§ Work required:
Each entry below is to be duplicated verbatim.
⟨
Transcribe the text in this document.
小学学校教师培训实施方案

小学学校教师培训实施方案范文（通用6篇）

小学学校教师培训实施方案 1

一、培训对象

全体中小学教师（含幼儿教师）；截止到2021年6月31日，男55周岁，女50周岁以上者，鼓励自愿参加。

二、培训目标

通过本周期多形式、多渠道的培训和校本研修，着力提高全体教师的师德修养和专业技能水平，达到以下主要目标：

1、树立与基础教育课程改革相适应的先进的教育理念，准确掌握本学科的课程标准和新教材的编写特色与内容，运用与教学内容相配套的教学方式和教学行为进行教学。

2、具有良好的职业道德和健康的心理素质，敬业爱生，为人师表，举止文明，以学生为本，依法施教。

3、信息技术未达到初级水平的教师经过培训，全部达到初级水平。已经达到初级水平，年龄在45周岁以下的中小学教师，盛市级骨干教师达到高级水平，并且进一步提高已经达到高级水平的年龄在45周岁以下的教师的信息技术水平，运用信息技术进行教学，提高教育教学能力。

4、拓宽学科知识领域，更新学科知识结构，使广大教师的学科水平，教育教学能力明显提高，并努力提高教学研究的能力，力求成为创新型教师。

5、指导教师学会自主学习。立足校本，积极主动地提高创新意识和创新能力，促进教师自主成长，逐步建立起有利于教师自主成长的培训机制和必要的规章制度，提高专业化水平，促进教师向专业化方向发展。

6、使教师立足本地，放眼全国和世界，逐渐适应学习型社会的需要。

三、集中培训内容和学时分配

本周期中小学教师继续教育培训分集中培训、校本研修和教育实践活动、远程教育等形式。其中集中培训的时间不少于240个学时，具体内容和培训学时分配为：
⟩
§ Answer to this task:
Transcribe the text in this document.
小学学校教师培训实施方案

小学学校教师培训实施方案范文（通用6篇）

小学学校教师培训实施方案 1

一、培训对象

全体中小学教师（含幼儿教师）；截止到2021年6月31日，男55周岁，女50周岁以上者，鼓励自愿参加。

二、培训目标

通过本周期多形式、多渠道的培训和校本研修，着力提高全体教师的师德修养和专业技能水平，达到以下主要目标：

1、树立与基础教育课程改革相适应的先进的教育理念，准确掌握本学科的课程标准和新教材的编写特色与内容，运用与教学内容相配套的教学方式和教学行为进行教学。

2、具有良好的职业道德和健康的心理素质，敬业爱生，为人师表，举止文明，以学生为本，依法施教。

3、信息技术未达到初级水平的教师经过培训，全部达到初级水平。已经达到初级水平，年龄在45周岁以下的中小学教师，盛市级骨干教师达到高级水平，并且进一步提高已经达到高级水平的年龄在45周岁以下的教师的信息技术水平，运用信息技术进行教学，提高教育教学能力。

4、拓宽学科知识领域，更新学科知识结构，使广大教师的学科水平，教育教学能力明显提高，并努力提高教学研究的能力，力求成为创新型教师。

5、指导教师学会自主学习。立足校本，积极主动地提高创新意识和创新能力，促进教师自主成长，逐步建立起有利于教师自主成长的培训机制和必要的规章制度，提高专业化水平，促进教师向专业化方向发展。

6、使教师立足本地，放眼全国和世界，逐渐适应学习型社会的需要。

三、集中培训内容和学时分配

本周期中小学教师继续教育培训分集中培训、校本研修和教育实践活动、远程教育等形式。其中集中培训的时间不少于240个学时，具体内容和培训学时分配为：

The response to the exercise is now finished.